> **Required task**: Pull every "oxigène" line out of the data below.

## START Recorded data

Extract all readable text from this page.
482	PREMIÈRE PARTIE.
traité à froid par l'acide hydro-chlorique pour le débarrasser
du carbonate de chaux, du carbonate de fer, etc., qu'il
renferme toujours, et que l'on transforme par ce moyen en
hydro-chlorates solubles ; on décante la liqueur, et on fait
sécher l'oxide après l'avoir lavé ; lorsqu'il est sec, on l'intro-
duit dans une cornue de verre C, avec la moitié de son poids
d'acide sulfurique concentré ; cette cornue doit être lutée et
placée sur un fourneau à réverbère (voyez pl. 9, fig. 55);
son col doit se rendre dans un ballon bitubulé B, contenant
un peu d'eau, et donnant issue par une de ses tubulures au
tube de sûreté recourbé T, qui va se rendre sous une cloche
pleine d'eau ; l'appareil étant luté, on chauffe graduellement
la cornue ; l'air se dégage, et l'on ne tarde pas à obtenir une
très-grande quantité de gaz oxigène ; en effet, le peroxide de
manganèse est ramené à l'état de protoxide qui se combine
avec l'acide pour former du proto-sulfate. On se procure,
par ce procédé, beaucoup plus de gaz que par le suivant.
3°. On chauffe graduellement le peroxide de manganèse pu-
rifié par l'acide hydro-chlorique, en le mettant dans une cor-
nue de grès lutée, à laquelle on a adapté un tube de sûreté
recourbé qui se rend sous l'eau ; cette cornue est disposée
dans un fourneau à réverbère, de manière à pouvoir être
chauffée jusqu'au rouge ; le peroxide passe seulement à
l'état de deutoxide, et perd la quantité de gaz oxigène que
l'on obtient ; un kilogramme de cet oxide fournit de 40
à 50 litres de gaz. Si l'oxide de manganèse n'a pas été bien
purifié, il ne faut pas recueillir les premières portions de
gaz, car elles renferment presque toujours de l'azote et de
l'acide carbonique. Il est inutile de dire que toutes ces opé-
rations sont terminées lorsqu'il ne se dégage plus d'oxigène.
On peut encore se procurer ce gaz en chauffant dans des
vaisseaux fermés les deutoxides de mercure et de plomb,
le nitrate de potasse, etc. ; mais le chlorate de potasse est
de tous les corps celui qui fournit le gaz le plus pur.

## END Recorded data

> **Complete output**:
très-grande quantité de gaz oxigène ; en effet, le peroxide de
l'état de deutoxide, et perd la quantité de gaz oxigène que
rations sont terminées lorsqu'il ne se dégage plus d'oxigène.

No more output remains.